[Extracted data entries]
>> START

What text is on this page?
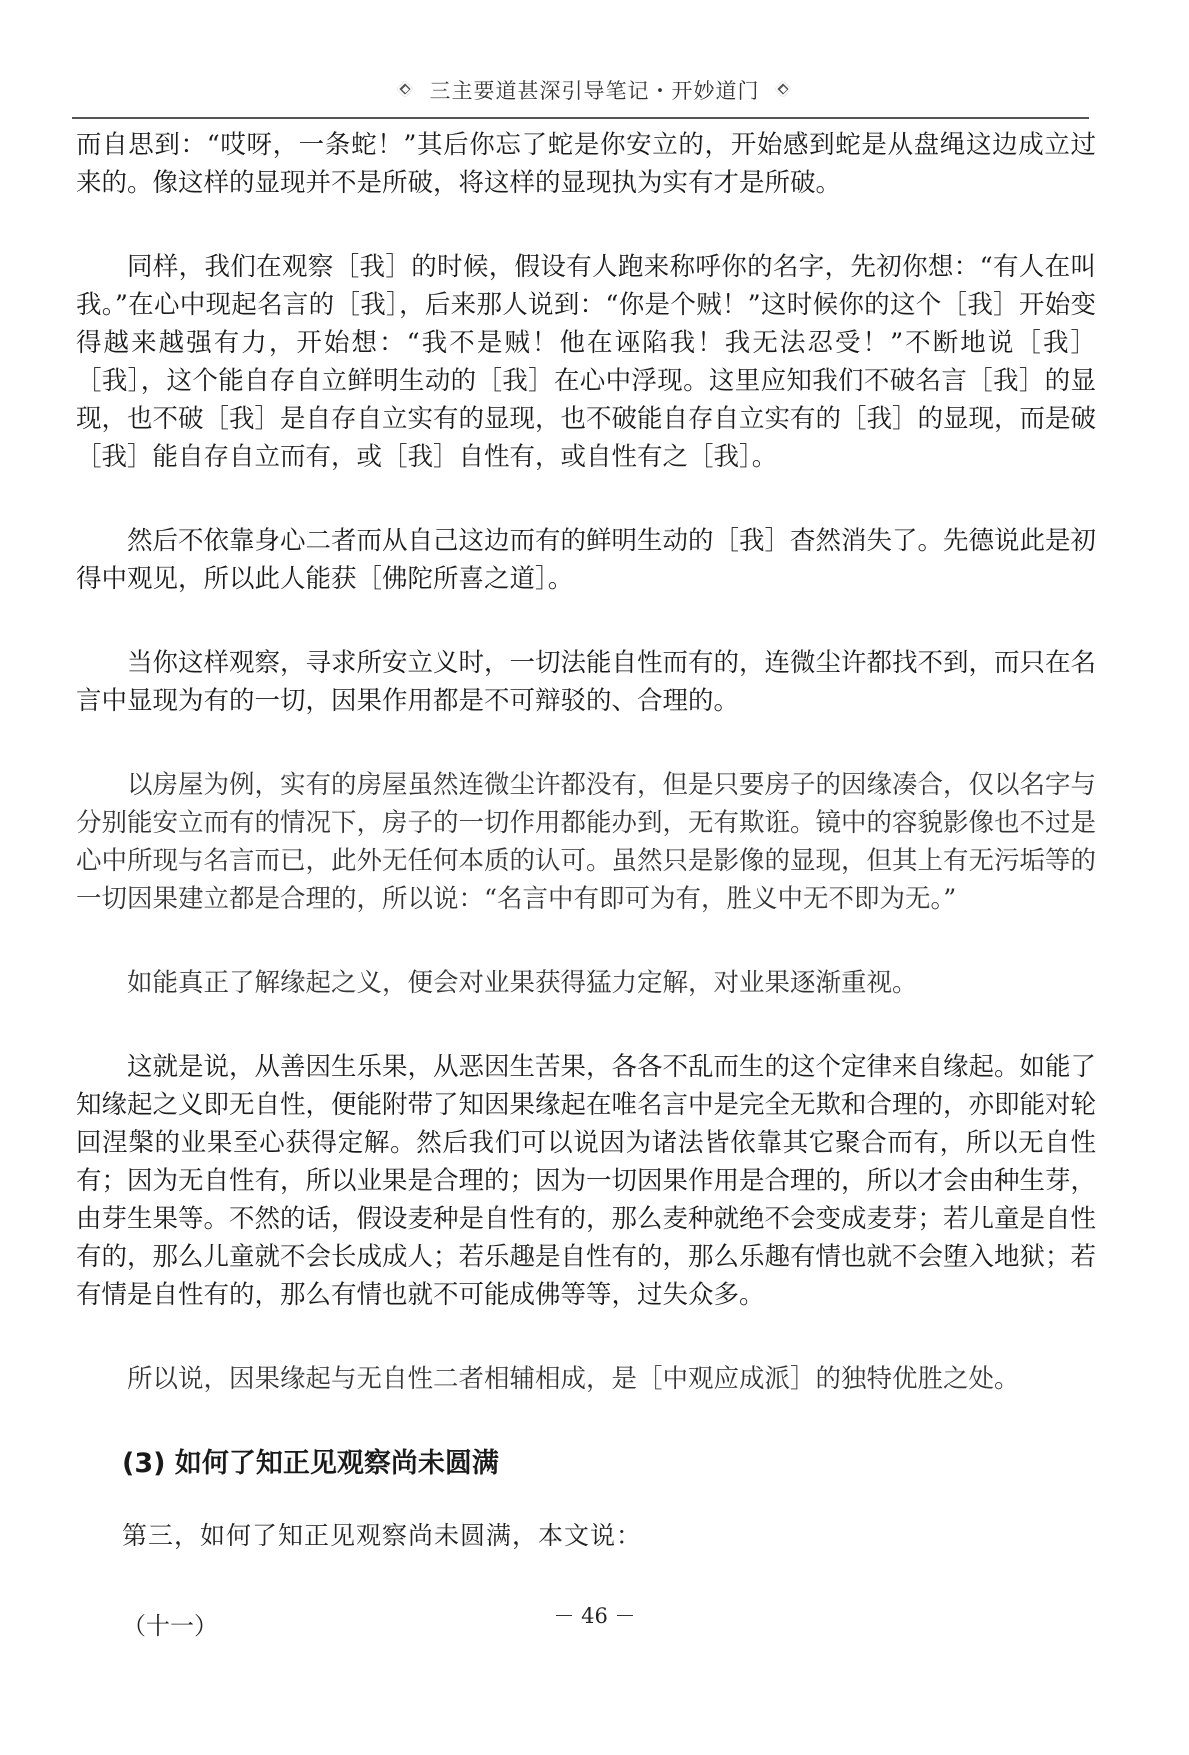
三主要道甚深引导笔记・开妙道门

而自思到：“哎呀，一条蛇！”其后你忘了蛇是你安立的，开始感到蛇是从盘绳这边成立过来的。像这样的显现并不是所破，将这样的显现执为实有才是所破。

同样，我们在观察［我］的时候，假设有人跑来称呼你的名字，先初你想：“有人在叫我。”在心中现起名言的［我］，后来那人说到：“你是个贼！”这时候你的这个［我］开始变得越来越强有力，开始想：“我不是贼！他在诬陷我！我无法忍受！”不断地说［我］［我］，这个能自存自立鲜明生动的［我］在心中浮现。这里应知我们不破名言［我］的显现，也不破［我］是自存自立实有的显现，也不破能自存自立实有的［我］的显现，而是破［我］能自存自立而有，或［我］自性有，或自性有之［我］。

然后不依靠身心二者而从自己这边而有的鲜明生动的［我］杳然消失了。先德说此是初得中观见，所以此人能获［佛陀所喜之道］。

当你这样观察，寻求所安立义时，一切法能自性而有的，连微尘许都找不到，而只在名言中显现为有的一切，因果作用都是不可辩驳的、合理的。

以房屋为例，实有的房屋虽然连微尘许都没有，但是只要房子的因缘凑合，仅以名字与分别能安立而有的情况下，房子的一切作用都能办到，无有欺诳。镜中的容貌影像也不过是心中所现与名言而已，此外无任何本质的认可。虽然只是影像的显现，但其上有无污垢等的一切因果建立都是合理的，所以说：“名言中有即可为有，胜义中无不即为无。”

如能真正了解缘起之义，便会对业果获得猛力定解，对业果逐渐重视。

这就是说，从善因生乐果，从恶因生苦果，各各不乱而生的这个定律来自缘起。如能了知缘起之义即无自性，便能附带了知因果缘起在唯名言中是完全无欺和合理的，亦即能对轮回涅槃的业果至心获得定解。然后我们可以说因为诸法皆依靠其它聚合而有，所以无自性有；因为无自性有，所以业果是合理的；因为一切因果作用是合理的，所以才会由种生芽，由芽生果等。不然的话，假设麦种是自性有的，那么麦种就绝不会变成麦芽；若儿童是自性有的，那么儿童就不会长成成人；若乐趣是自性有的，那么乐趣有情也就不会堕入地狱；若有情是自性有的，那么有情也就不可能成佛等等，过失众多。

所以说，因果缘起与无自性二者相辅相成，是［中观应成派］的独特优胜之处。

(3) 如何了知正见观察尚未圆满
第三，如何了知正见观察尚未圆满，本文说：
（十一）	－ 46 －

>> END

Brief
How many lines in the records above contain the word "如何了知正见观察尚未圆满"? Reply with the number and nothing more.

Solution to the problem
2